- _Given task_: What follows is a set of records; repeat all of them exactly.

::: Data shown

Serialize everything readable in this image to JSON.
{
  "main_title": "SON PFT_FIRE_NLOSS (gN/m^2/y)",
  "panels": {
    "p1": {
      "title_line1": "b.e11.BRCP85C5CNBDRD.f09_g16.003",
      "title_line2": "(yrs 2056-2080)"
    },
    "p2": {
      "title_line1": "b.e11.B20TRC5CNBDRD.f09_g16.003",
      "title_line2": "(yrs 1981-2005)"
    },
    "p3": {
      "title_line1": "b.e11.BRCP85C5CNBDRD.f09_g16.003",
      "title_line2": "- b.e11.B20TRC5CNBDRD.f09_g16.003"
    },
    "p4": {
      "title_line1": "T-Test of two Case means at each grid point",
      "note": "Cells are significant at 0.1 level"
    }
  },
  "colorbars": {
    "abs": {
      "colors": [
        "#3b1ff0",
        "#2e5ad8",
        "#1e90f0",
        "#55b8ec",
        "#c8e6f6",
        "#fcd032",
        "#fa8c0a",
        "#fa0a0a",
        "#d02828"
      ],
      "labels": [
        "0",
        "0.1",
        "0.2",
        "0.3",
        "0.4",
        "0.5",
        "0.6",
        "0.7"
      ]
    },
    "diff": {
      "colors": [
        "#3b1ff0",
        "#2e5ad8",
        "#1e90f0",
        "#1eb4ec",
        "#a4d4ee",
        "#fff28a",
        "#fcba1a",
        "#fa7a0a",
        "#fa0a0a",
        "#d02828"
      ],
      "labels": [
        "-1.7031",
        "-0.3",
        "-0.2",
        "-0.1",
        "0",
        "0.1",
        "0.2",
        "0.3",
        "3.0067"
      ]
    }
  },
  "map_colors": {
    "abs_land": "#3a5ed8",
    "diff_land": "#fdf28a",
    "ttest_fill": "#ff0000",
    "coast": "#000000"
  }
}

::::::

- _Output of the task_:
Serialize everything readable in this image to JSON.
{
  "main_title": "SON PFT_FIRE_NLOSS (gN/m^2/y)",
  "panels": {
    "p1": {
      "title_line1": "b.e11.BRCP85C5CNBDRD.f09_g16.003",
      "title_line2": "(yrs 2056-2080)"
    },
    "p2": {
      "title_line1": "b.e11.B20TRC5CNBDRD.f09_g16.003",
      "title_line2": "(yrs 1981-2005)"
    },
    "p3": {
      "title_line1": "b.e11.BRCP85C5CNBDRD.f09_g16.003",
      "title_line2": "- b.e11.B20TRC5CNBDRD.f09_g16.003"
    },
    "p4": {
      "title_line1": "T-Test of two Case means at each grid point",
      "note": "Cells are significant at 0.1 level"
    }
  },
  "colorbars": {
    "abs": {
      "colors": [
        "#3b1ff0",
        "#2e5ad8",
        "#1e90f0",
        "#55b8ec",
        "#c8e6f6",
        "#fcd032",
        "#fa8c0a",
        "#fa0a0a",
        "#d02828"
      ],
      "labels": [
        "0",
        "0.1",
        "0.2",
        "0.3",
        "0.4",
        "0.5",
        "0.6",
        "0.7"
      ]
    },
    "diff": {
      "colors": [
        "#3b1ff0",
        "#2e5ad8",
        "#1e90f0",
        "#1eb4ec",
        "#a4d4ee",
        "#fff28a",
        "#fcba1a",
        "#fa7a0a",
        "#fa0a0a",
        "#d02828"
      ],
      "labels": [
        "-1.7031",
        "-0.3",
        "-0.2",
        "-0.1",
        "0",
        "0.1",
        "0.2",
        "0.3",
        "3.0067"
      ]
    }
  },
  "map_colors": {
    "abs_land": "#3a5ed8",
    "diff_land": "#fdf28a",
    "ttest_fill": "#ff0000",
    "coast": "#000000"
  }
}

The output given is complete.